▶ **TEXT SEGMENT**
***

Posted by judicialethicsforum on Tuesday, August, 12, 2014

In a time when money is flowing into judicial elections, the ABA has finally passed a resolution designed generally to address the often problematic results and appearances when lawyers and litigants contribute or otherwise expend significant sums of money to elect or retain a judge.  The ABA’s Judicial Division had defeated an earlier, more detailed resolution to address when judges should recuse themselves because the lawyers or litigants appearing before them had made significant campaign contributions or independent expenditures for (or against) those judges.  Although diluted, the new ABA Resolution 105C is still a step in the right direction because it addresses four key areas of improvement and urges training to address these often difficult disqualification questions:

RESOLVED, That the American Bar Association urges that states and territories adopt judicial disqualification and recusal procedures which: (1) take into account the fact that certain campaign expenditures and contributions, including independent expenditures, made during judicial elections raise concerns about possible effects on judicial impartiality and independence; (2) are transparent; (3) provide for the timely resolution of disqualification and recusal motions; and (4) include a mechanism for the timely review of denials to disqualify or recuse that is independent of the subject judge; and

RESOLVED FURTHER, That the American Bar Association urges all states and territories to provide guidance and training to judges in deciding disqualification/recusal motions.

Posted in Canon 2, Canon 3, Judicial Disqualification & Recusal | Leave a Comment »

Judges Friending Lawyers

Posted by judicialethicsforum on Tuesday, August, 12, 2014

The latest issue of The Professional Lawyer was just published, and Prof. Ben Cooper (Mississippi) included a good article on how to deal with the divisive issue of whether judges should be permitted to “friend” lawyers and litigants on Facebook, and if so, what disclosure obligations result.  Prof. Cooper’s article can be found here, and the abstract follows:

A wave of recent judicial ethics opinions from the states and the ABA offers direction on navigating the ethical minefield of social media use by judges. The author, an ethics professor, surveys opinions on point and argues that although they provide helpful guidance on a number of issues, they fall short in terms of providing clarity on the critical issue of whether judges may “friend” lawyers who may appear before them, and if so the extent of any disclosure obligation to other parties in litigation involving the social media “friend.”

Posted in Canon 2, Canon 3, Judicial Disqualification & Recusal | Leave a Comment »

***

▶ **GIVEN REQUEST 1**
Answer these questions using the judicial ethics posts:
(a) Which ABA body defeated an earlier, more detailed resolution?
(b) How many key areas of improvement does Resolution 105C address?
(c) Who wrote the article in The Professional Lawyer about judges friending lawyers on Facebook?
▶ **GIVEN REQUEST 2**
Do these statements agree with the judicial ethics posts? Answer yes or no for each, and quote the words that decide it.
(a) Resolution 105C urges states and territories to give judges guidance and training on disqualification and recusal motions.
(b) The article's author finds that recent ethics opinions give clear direction on whether judges may friend lawyers who may appear before them.
(c) The two posts were published on the same day.
The entries below were taken from a different source.

***

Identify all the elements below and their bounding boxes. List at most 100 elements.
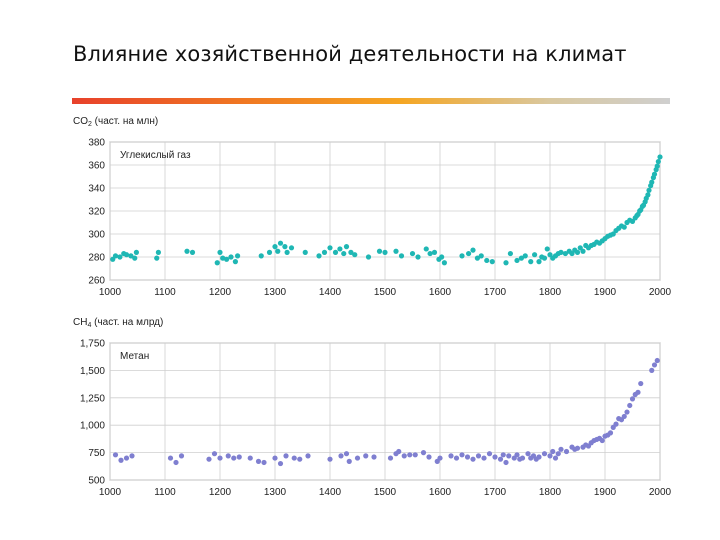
co2-data-point bbox=[474, 255, 480, 261]
ch4-data-point bbox=[497, 456, 504, 462]
co2-y-tick-label: 260 bbox=[88, 276, 105, 287]
co2-data-point bbox=[649, 179, 655, 185]
ch4-data-point bbox=[338, 453, 344, 459]
ch4-data-point bbox=[574, 445, 581, 451]
ch4-data-point bbox=[607, 430, 614, 436]
ch4-data-point bbox=[206, 456, 212, 462]
co2-data-point bbox=[621, 224, 627, 230]
co2-series-label: Углекислый газ bbox=[120, 150, 191, 161]
ch4-x-tick-label: 1300 bbox=[264, 487, 287, 498]
ch4-data-point bbox=[621, 413, 627, 420]
ch4-y-tick-label: 1,000 bbox=[80, 421, 105, 432]
co2-chart: CO2 (част. на млн) 380 360 340 320 300 280 260… bbox=[73, 116, 672, 298]
ch4-x-tick-label: 1000 bbox=[99, 487, 122, 498]
co2-data-point bbox=[558, 249, 564, 255]
co2-data-point bbox=[184, 248, 190, 254]
ch4-data-point bbox=[536, 454, 542, 460]
co2-data-point bbox=[272, 244, 278, 250]
co2-x-tick-label: 1300 bbox=[264, 287, 287, 298]
co2-data-point bbox=[123, 252, 130, 258]
co2-data-point bbox=[651, 171, 658, 177]
ch4-data-point bbox=[514, 452, 520, 458]
ch4-data-point bbox=[255, 458, 262, 464]
ch4-data-point bbox=[613, 421, 619, 427]
ch4-data-point bbox=[247, 455, 253, 461]
co2-x-tick-label: 1100 bbox=[154, 287, 176, 298]
co2-data-point bbox=[365, 254, 372, 260]
ch4-data-point bbox=[503, 459, 509, 466]
ch4-data-point bbox=[173, 459, 179, 466]
co2-data-point bbox=[654, 163, 660, 169]
ch4-data-point bbox=[563, 448, 570, 455]
ch4-unit-prefix: CH bbox=[73, 317, 87, 328]
ch4-data-point bbox=[118, 457, 124, 463]
co2-data-point bbox=[409, 250, 416, 257]
co2-data-point bbox=[341, 250, 347, 257]
co2-x-tick-label: 1700 bbox=[484, 287, 507, 298]
co2-data-point bbox=[528, 259, 534, 265]
ch4-x-tick-label: 1400 bbox=[319, 487, 342, 498]
co2-data-point bbox=[133, 249, 139, 255]
ch4-data-point bbox=[178, 453, 185, 459]
ch4-data-point bbox=[453, 455, 460, 461]
ch4-data-point bbox=[506, 453, 512, 459]
ch4-data-point bbox=[649, 367, 655, 373]
ch4-data-point bbox=[217, 455, 223, 461]
ch4-data-point bbox=[448, 453, 454, 459]
ch4-data-point bbox=[129, 453, 135, 459]
co2-data-point bbox=[580, 248, 586, 254]
co2-data-point bbox=[544, 246, 550, 252]
co2-data-point bbox=[393, 248, 399, 254]
co2-data-point bbox=[536, 259, 542, 265]
co2-data-point bbox=[235, 253, 241, 259]
co2-data-point bbox=[484, 257, 490, 264]
ch4-data-point bbox=[486, 451, 493, 457]
co2-data-point bbox=[574, 249, 581, 255]
co2-data-point bbox=[224, 256, 230, 262]
ch4-data-point bbox=[426, 454, 432, 460]
ch4-y-tick-label: 500 bbox=[88, 476, 105, 487]
ch4-data-point bbox=[327, 456, 333, 462]
ch4-data-point bbox=[481, 455, 487, 461]
co2-data-point bbox=[415, 254, 421, 260]
slide-title: Влияние хозяйственной деятельности на кл… bbox=[73, 42, 627, 66]
ch4-data-point bbox=[552, 455, 559, 461]
co2-data-point bbox=[655, 158, 661, 165]
ch4-data-point bbox=[396, 448, 402, 455]
co2-y-tick-label: 360 bbox=[88, 161, 105, 172]
ch4-data-point bbox=[525, 451, 531, 457]
co2-data-point bbox=[541, 255, 548, 261]
co2-y-tick-label: 300 bbox=[88, 230, 105, 241]
ch4-data-point bbox=[401, 453, 407, 459]
ch4-data-point bbox=[550, 448, 556, 455]
ch4-x-tick-label: 1800 bbox=[539, 487, 562, 498]
co2-data-point bbox=[117, 254, 123, 260]
ch4-data-point bbox=[283, 453, 289, 459]
co2-data-point bbox=[431, 249, 438, 255]
ch4-data-point bbox=[555, 451, 561, 457]
co2-data-point bbox=[645, 192, 651, 198]
co2-data-point bbox=[112, 253, 119, 259]
ch4-data-point bbox=[277, 460, 284, 467]
co2-data-point bbox=[132, 255, 138, 261]
ch4-data-point bbox=[638, 380, 644, 387]
ch4-data-point bbox=[651, 362, 658, 368]
co2-unit-sub: 2 bbox=[88, 121, 92, 128]
co2-data-point bbox=[503, 260, 509, 266]
ch4-x-tick-label: 1900 bbox=[594, 487, 617, 498]
co2-data-point bbox=[332, 249, 339, 255]
ch4-x-tick-label: 1500 bbox=[374, 487, 397, 498]
ch4-axis-unit: CH4 (част. на млрд) bbox=[73, 317, 163, 329]
co2-data-point bbox=[258, 253, 264, 259]
co2-data-point bbox=[514, 257, 520, 264]
ch4-data-point bbox=[599, 437, 605, 444]
co2-data-point bbox=[316, 253, 322, 259]
co2-data-point bbox=[232, 259, 238, 265]
ch4-data-point bbox=[475, 453, 482, 459]
co2-data-point bbox=[532, 252, 538, 258]
co2-data-point bbox=[189, 249, 196, 255]
co2-data-point bbox=[439, 254, 445, 260]
ch4-data-point bbox=[558, 446, 564, 452]
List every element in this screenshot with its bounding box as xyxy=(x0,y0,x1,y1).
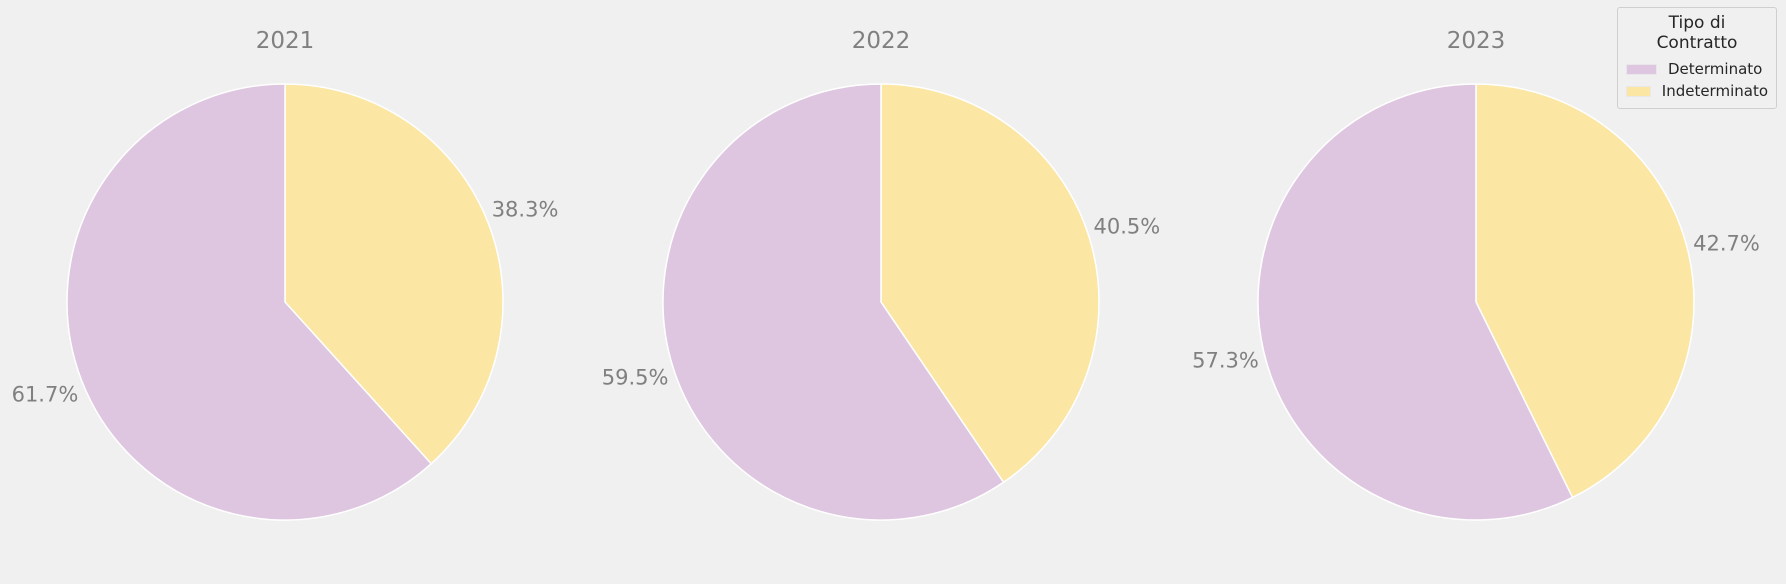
legend-swatch-indeterminato xyxy=(1626,85,1651,97)
legend-label-indeterminato: Indeterminato xyxy=(1661,82,1768,100)
pie-slice-indeterminato xyxy=(284,83,504,465)
pie-value-label: 38.3% xyxy=(492,198,559,222)
pie-title: 2021 xyxy=(256,28,315,54)
pie-value-label: 42.7% xyxy=(1693,232,1760,256)
pie-title: 2023 xyxy=(1447,28,1506,54)
pie-chart-2021: 2021 38.3% 61.7% xyxy=(12,28,559,521)
legend-item-determinato: Determinato xyxy=(1626,58,1768,80)
pie-value-label: 40.5% xyxy=(1094,214,1161,238)
legend-label-determinato: Determinato xyxy=(1668,60,1763,78)
pie-chart-2022: 2022 40.5% 59.5% xyxy=(602,28,1161,521)
pie-value-label: 57.3% xyxy=(1192,348,1259,372)
pie-slice-indeterminato xyxy=(880,83,1100,484)
pie-chart-2023: 2023 42.7% 57.3% xyxy=(1192,28,1760,521)
pie-slice-determinato xyxy=(662,83,1005,521)
pie-slice-determinato xyxy=(1257,83,1574,521)
legend: Tipo di Contratto Determinato Indetermin… xyxy=(1617,7,1777,109)
pie-title: 2022 xyxy=(852,28,911,54)
pie-value-label: 61.7% xyxy=(12,382,79,406)
legend-title: Tipo di Contratto xyxy=(1656,13,1738,53)
legend-item-indeterminato: Indeterminato xyxy=(1626,80,1768,102)
pie-slice-determinato xyxy=(66,83,433,521)
legend-swatch-determinato xyxy=(1626,63,1657,75)
pie-value-label: 59.5% xyxy=(602,366,669,390)
pie-slice-indeterminato xyxy=(1475,83,1695,499)
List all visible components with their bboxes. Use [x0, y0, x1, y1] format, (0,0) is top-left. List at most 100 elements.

***

▶ **TASK RESULT 1**
(a) The ABA's Judicial Division
(b) Four
(c) Prof. Ben Cooper

▶ **TASK RESULT 2**
(a) Yes: "urges all states and territories to provide guidance and training to judges in deciding disqualification/recusal motions"
(b) No: "they fall short in terms of providing clarity on the critical issue of whether judges may “friend” lawyers who may appear before them"
(c) Yes: "Posted by judicialethicsforum on Tuesday, August, 12, 2014" appears above both posts.